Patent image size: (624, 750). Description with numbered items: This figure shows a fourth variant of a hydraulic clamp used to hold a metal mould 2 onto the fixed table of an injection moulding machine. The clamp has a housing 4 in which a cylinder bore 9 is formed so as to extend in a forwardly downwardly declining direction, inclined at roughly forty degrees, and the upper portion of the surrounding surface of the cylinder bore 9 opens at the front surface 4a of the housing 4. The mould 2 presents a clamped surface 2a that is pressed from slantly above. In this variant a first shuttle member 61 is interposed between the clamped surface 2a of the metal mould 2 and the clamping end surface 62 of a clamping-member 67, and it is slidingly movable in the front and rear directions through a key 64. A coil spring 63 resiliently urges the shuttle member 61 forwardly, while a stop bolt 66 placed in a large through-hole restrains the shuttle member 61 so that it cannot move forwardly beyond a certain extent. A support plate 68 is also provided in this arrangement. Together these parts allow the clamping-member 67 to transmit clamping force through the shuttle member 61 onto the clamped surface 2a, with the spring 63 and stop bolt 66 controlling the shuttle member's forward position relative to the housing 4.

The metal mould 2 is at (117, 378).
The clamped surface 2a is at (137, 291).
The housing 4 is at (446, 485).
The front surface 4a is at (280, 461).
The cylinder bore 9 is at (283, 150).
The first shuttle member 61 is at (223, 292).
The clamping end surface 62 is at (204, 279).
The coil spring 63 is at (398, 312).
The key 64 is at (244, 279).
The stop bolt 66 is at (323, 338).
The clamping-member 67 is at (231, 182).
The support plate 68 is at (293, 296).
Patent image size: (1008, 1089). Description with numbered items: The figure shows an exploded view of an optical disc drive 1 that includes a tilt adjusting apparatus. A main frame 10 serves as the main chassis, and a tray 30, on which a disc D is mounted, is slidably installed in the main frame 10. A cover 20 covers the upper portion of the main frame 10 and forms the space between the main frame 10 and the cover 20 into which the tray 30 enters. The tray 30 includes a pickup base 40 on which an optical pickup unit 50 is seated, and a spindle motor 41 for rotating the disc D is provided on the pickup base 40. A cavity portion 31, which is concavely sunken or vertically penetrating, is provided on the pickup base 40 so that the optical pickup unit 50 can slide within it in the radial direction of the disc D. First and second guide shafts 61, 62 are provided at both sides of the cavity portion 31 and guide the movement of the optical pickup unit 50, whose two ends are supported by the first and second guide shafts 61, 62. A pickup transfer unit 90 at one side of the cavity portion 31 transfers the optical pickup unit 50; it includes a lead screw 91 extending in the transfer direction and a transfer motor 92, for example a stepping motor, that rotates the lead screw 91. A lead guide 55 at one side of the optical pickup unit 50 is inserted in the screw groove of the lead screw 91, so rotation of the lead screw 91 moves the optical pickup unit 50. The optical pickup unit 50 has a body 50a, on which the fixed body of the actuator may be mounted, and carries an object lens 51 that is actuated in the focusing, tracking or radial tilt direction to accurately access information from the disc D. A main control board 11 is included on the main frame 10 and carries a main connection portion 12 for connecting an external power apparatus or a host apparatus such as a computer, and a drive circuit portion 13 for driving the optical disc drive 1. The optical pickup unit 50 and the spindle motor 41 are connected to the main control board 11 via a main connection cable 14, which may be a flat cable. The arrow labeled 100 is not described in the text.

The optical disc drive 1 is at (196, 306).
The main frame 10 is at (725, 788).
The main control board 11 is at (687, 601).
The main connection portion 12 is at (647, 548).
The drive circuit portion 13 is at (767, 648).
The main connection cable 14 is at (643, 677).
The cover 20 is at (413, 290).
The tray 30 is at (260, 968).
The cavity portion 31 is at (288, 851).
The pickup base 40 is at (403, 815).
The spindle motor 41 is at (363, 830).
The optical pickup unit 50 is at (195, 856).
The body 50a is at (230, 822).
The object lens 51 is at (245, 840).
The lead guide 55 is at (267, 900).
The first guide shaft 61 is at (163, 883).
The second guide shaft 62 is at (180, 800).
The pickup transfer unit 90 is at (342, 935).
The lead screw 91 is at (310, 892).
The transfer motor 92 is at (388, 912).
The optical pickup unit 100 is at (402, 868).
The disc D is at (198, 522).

+ + + +

▸ **What is being asked**
Recast the data above as a two-column CSV with the headers description and locations. Give one row per description, with the description text in the description column and its listed positions in the locations column, each wrapped in double quotes and with line breaks replaced by spaces.

▸ **Response to the exercise**
description,locations
"Patent image size: (624, 750). Description with numbered items: This figure shows a fourth variant of a hydraulic clamp used to hold a metal mould 2 onto the fixed table of an injection moulding machine. The clamp has a housing 4 in which a cylinder bore 9 is formed so as to extend in a forwardly downwardly declining direction, inclined at roughly forty degrees, and the upper portion of the surrounding surface of the cylinder bore 9 opens at the front surface 4a of the housing 4. The mould 2 presents a clamped surface 2a that is pressed from slantly above. In this variant a first shuttle member 61 is interposed between the clamped surface 2a of the metal mould 2 and the clamping end surface 62 of a clamping-member 67, and it is slidingly movable in the front and rear directions through a key 64. A coil spring 63 resiliently urges the shuttle member 61 forwardly, while a stop bolt 66 placed in a large through-hole restrains the shuttle member 61 so that it cannot move forwardly beyond a certain extent. A support plate 68 is also provided in this arrangement. Together these parts allow the clamping-member 67 to transmit clamping force through the shuttle member 61 onto the clamped surface 2a, with the spring 63 and stop bolt 66 controlling the shuttle member's forward position relative to the housing 4.","The metal mould 2 is at (117, 378). The clamped surface 2a is at (137, 291). The housing 4 is at (446, 485). The front surface 4a is at (280, 461). The cylinder bore 9 is at (283, 150). The first shuttle member 61 is at (223, 292). The clamping end surface 62 is at (204, 279). The coil spring 63 is at (398, 312). The key 64 is at (244, 279). The stop bolt 66 is at (323, 338). The clamping-member 67 is at (231, 182). The support plate 68 is at (293, 296)."
"Patent image size: (1008, 1089). Description with numbered items: The figure shows an exploded view of an optical disc drive 1 that includes a tilt adjusting apparatus. A main frame 10 serves as the main chassis, and a tray 30, on which a disc D is mounted, is slidably installed in the main frame 10. A cover 20 covers the upper portion of the main frame 10 and forms the space between the main frame 10 and the cover 20 into which the tray 30 enters. The tray 30 includes a pickup base 40 on which an optical pickup unit 50 is seated, and a spindle motor 41 for rotating the disc D is provided on the pickup base 40. A cavity portion 31, which is concavely sunken or vertically penetrating, is provided on the pickup base 40 so that the optical pickup unit 50 can slide within it in the radial direction of the disc D. First and second guide shafts 61, 62 are provided at both sides of the cavity portion 31 and guide the movement of the optical pickup unit 50, whose two ends are supported by the first and second guide shafts 61, 62. A pickup transfer unit 90 at one side of the cavity portion 31 transfers the optical pickup unit 50; it includes a lead screw 91 extending in the transfer direction and a transfer motor 92, for example a stepping motor, that rotates the lead screw 91. A lead guide 55 at one side of the optical pickup unit 50 is inserted in the screw groove of the lead screw 91, so rotation of the lead screw 91 moves the optical pickup unit 50. The optical pickup unit 50 has a body 50a, on which the fixed body of the actuator may be mounted, and carries an object lens 51 that is actuated in the focusing, tracking or radial tilt direction to accurately access information from the disc D. A main control board 11 is included on the main frame 10 and carries a main connection portion 12 for connecting an external power apparatus or a host apparatus such as a computer, and a drive circuit portion 13 for driving the optical disc drive 1. The optical pickup unit 50 and the spindle motor 41 are connected to the main control board 11 via a main connection cable 14, which may be a flat cable. The arrow labeled 100 is not described in the text.","The optical disc drive 1 is at (196, 306). The main frame 10 is at (725, 788). The main control board 11 is at (687, 601). The main connection portion 12 is at (647, 548). The drive circuit portion 13 is at (767, 648). The main connection cable 14 is at (643, 677). The cover 20 is at (413, 290). The tray 30 is at (260, 968). The cavity portion 31 is at (288, 851). The pickup base 40 is at (403, 815). The spindle motor 41 is at (363, 830). The optical pickup unit 50 is at (195, 856). The body 50a is at (230, 822). The object lens 51 is at (245, 840). The lead guide 55 is at (267, 900). The first guide shaft 61 is at (163, 883). The second guide shaft 62 is at (180, 800). The pickup transfer unit 90 is at (342, 935). The lead screw 91 is at (310, 892). The transfer motor 92 is at (388, 912). The optical pickup unit 100 is at (402, 868). The disc D is at (198, 522)."